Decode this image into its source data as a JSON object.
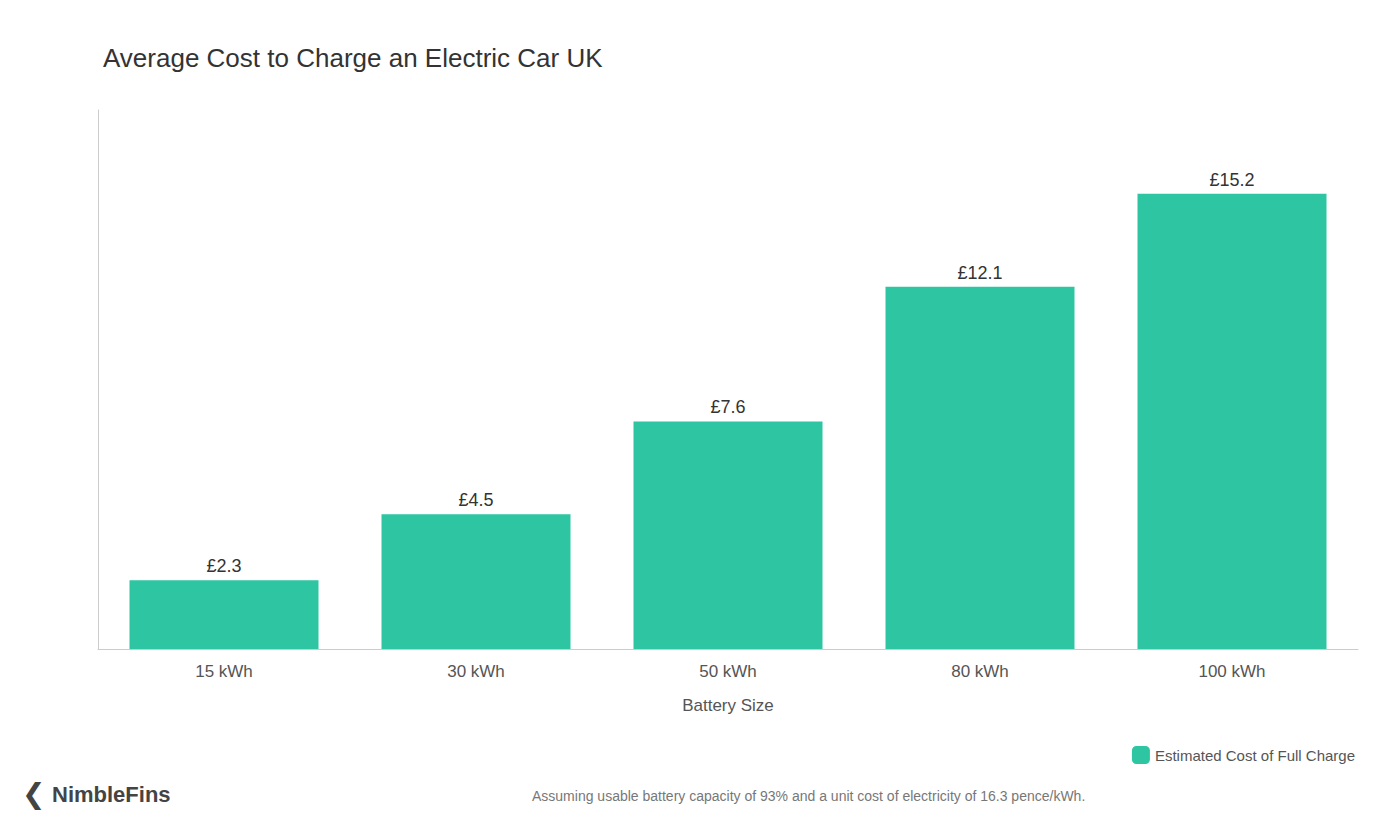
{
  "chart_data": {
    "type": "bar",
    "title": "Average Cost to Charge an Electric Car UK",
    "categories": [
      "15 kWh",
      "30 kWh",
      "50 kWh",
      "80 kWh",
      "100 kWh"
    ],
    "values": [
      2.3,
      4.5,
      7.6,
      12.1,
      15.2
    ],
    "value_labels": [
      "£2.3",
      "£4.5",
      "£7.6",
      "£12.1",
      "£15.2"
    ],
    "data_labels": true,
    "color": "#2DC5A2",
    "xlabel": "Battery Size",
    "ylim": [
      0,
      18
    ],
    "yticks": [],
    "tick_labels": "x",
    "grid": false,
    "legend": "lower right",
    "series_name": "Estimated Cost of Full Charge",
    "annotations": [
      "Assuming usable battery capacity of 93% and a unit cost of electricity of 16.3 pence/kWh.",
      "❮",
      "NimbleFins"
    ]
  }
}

What is being asked: Return the listing above unchanged, apart from dropping its pictures.

Task output:
Decode this image into its source data as a JSON object.
{
  "chart_data": {
    "type": "bar",
    "title": "Average Cost to Charge an Electric Car UK",
    "categories": [
      "15 kWh",
      "30 kWh",
      "50 kWh",
      "80 kWh",
      "100 kWh"
    ],
    "values": [
      2.3,
      4.5,
      7.6,
      12.1,
      15.2
    ],
    "value_labels": [
      "£2.3",
      "£4.5",
      "£7.6",
      "£12.1",
      "£15.2"
    ],
    "data_labels": true,
    "color": "#2DC5A2",
    "xlabel": "Battery Size",
    "ylim": [
      0,
      18
    ],
    "yticks": [],
    "tick_labels": "x",
    "grid": false,
    "legend": "lower right",
    "series_name": "Estimated Cost of Full Charge",
    "annotations": [
      "Assuming usable battery capacity of 93% and a unit cost of electricity of 16.3 pence/kWh.",
      "❮",
      "NimbleFins"
    ]
  }
}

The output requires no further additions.